═════ Fragmento de texto
4. La educación es, en sí misma, una acción ética y política

 

La educación es, en sí misma, una acción ética. “No hay educación sin ética. Aquello que distingue la educación del adoctrinamiento es precisamente que la primera tiene ineludiblemente un componente ético” (Mèlich, 2002, 51). No puede haber acción educativa si no tiene como finalidad la consecución de objetivos en sí mismos valiosos, éticamente asumibles por todos. Una educación que prescinda de los valores, en la pretensión de ser “neutral” u “objetiva”, además de ser imposible e indeseable, es una contradicción en sus propios términos. Cada acción educativa se sostiene en función de que asume, implícitamente, que algo merece ser enseñado y aprendido. En cada acción educativa se transmiten, inevitablemente, determinadas preferencias, actitudes y valores. La ética no nos la podemos quitar de encima, forma parte de nuestro equipaje de humanos. Tampoco la acción educativa se puede sustraer a la “servidumbre” de la moral. “Educar es ya una tarea moral, refugiarse en la enseñanza de unos contenidos meramente instructivos, al final, se ha mostrado como una pretensión ingenua. La decisión misma de transmitir unos contenidos u otros es ya una opción moral, en cuanto se estima valiosa para contribuir a la “mejora” de los alumnos” (Bolívar, 1998, 48). Al afirmar la inevitabilidad de los valores en la acción educativa rechazo la posición de aquellos que sostienen que ya no es defendible la presencia de ningún criterio axiológico o normativo en la educación. Si esto fuese así, a la educación, como afirman Gil y Jover (2008), sólo le cabría desvanecerse en una especie de relación difusa en la que nadie busca nada de nadie, en un mercadillo donde cada cual escoge lo que se le antoja en función de unas modas que se saben pasajeras. Y concluyen dichos autores: ”Sólo desde una actitud hipócrita, o desde la comodidad del que escribe atrincherado en su despacho sin ningún compromiso de acción, puede mantenerse una ausencia de criterios normativos que implicaría tener que aceptar que la miseria y la sumisión valen lo mismo que la calidad de vida y la libertad, aduciendo, quizás, que esos conceptos reflejan los valores occidentales y por lo tanto no se puede demostrar su validez general”  (Gil y Jover, 2008, 237-238).      

 

      El discurso pedagógico, por otra parte, no tiene como función principal “describir y explicar” un estado de cosas, sino prescribir actuaciones que cambien situaciones, en algún sentido éticamente no deseables, o contribuyan a una mejora de la situación actual. Es decir, el discurso pedagógico, por naturaleza, está volcado a la acción, y a la acción ética; es, en su misma raíz, un discurso práctico y ético. Por ello, cuando hablamos del carácter ético de la educación nos referimos a la praxis, no sólo a un discurso encerrado en la pura reflexión o ejercicio intelectual.
══════════
═════ Datos
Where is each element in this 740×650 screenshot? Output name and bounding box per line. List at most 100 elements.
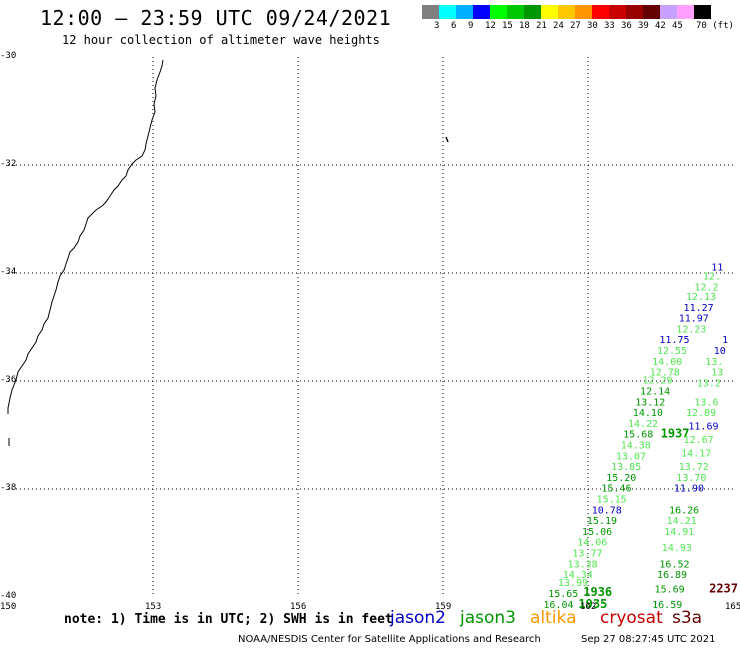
══════════
═════ Datos
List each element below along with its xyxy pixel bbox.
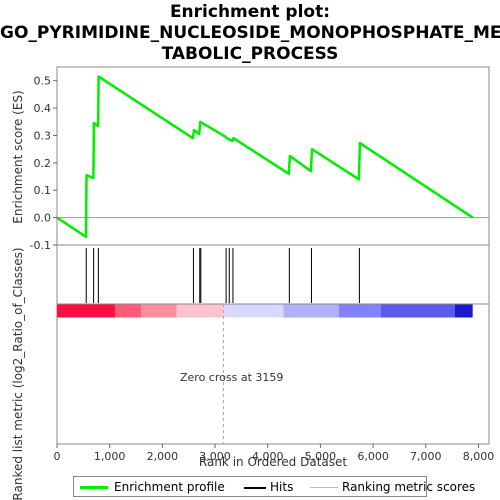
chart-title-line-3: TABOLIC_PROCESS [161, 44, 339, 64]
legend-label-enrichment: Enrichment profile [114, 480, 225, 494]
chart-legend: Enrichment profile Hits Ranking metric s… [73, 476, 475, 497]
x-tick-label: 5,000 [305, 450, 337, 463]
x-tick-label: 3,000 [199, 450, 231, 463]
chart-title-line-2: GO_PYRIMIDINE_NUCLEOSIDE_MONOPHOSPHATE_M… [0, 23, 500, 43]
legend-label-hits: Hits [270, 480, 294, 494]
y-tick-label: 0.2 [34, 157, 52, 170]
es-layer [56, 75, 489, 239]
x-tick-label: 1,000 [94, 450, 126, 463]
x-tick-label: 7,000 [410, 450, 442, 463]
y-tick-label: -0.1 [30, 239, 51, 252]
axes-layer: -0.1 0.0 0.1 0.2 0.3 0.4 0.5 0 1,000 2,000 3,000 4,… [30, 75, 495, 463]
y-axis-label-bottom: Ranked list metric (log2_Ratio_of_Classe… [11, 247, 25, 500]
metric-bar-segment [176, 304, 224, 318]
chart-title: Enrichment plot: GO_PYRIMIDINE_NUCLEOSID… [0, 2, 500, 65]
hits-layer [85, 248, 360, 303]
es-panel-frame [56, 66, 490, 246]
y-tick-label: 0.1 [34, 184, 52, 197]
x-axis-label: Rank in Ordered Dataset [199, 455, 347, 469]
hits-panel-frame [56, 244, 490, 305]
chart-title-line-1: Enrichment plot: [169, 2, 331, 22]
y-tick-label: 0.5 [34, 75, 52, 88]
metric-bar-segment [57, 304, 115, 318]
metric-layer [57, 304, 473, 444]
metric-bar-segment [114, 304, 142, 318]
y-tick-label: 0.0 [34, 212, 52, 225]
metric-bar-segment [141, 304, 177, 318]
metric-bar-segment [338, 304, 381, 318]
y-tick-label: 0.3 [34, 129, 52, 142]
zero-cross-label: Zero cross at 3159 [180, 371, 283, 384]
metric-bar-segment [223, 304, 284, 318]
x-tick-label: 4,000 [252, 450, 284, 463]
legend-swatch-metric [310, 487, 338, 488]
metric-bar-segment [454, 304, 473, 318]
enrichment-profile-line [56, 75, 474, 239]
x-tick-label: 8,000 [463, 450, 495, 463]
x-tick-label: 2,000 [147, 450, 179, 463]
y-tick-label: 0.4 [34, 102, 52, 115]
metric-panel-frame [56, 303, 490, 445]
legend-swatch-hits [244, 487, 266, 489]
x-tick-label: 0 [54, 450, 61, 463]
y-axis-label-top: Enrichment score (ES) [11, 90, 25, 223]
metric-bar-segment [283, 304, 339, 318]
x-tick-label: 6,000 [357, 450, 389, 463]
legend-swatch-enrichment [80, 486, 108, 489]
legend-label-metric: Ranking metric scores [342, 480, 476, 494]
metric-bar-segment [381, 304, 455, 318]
══════════
◆ Instrucción A: Devuelve sin cambios el tramo del pasaje sobre educación y ética que va desde "El discurso pedagógico, por otra" hasta "o ejercicio intelectual.".
◆ Instrucción B: Reescribe como lista numerada solo las líneas de las entradas que van desde la que contiene "List each element" hasta la que contiene "x-tick-label: 3,000 [199, 450, 231, 463]", ambas incluidas. Omite las líneas en blanco y deja fuera la imagen.

◆ Resultado A:
El discurso pedagógico, por otra parte, no tiene como función principal “describir y explicar” un estado de cosas, sino prescribir actuaciones que cambien situaciones, en algún sentido éticamente no deseables, o contribuyan a una mejora de la situación actual. Es decir, el discurso pedagógico, por naturaleza, está volcado a la acción, y a la acción ética; es, en su misma raíz, un discurso práctico y ético. Por ello, cuando hablamos del carácter ético de la educación nos referimos a la praxis, no sólo a un discurso encerrado en la pura reflexión o ejercicio intelectual.

◆ Resultado B:
1. List each element below along with its xyxy pixel bbox.
2. chart-title-line-3: TABOLIC_PROCESS [161, 44, 339, 64]
3. legend-label-enrichment: Enrichment profile [114, 480, 225, 494]
4. chart-legend: Enrichment profile Hits Ranking metric s… [73, 476, 475, 497]
5. x-tick-label: 5,000 [305, 450, 337, 463]
6. x-tick-label: 3,000 [199, 450, 231, 463]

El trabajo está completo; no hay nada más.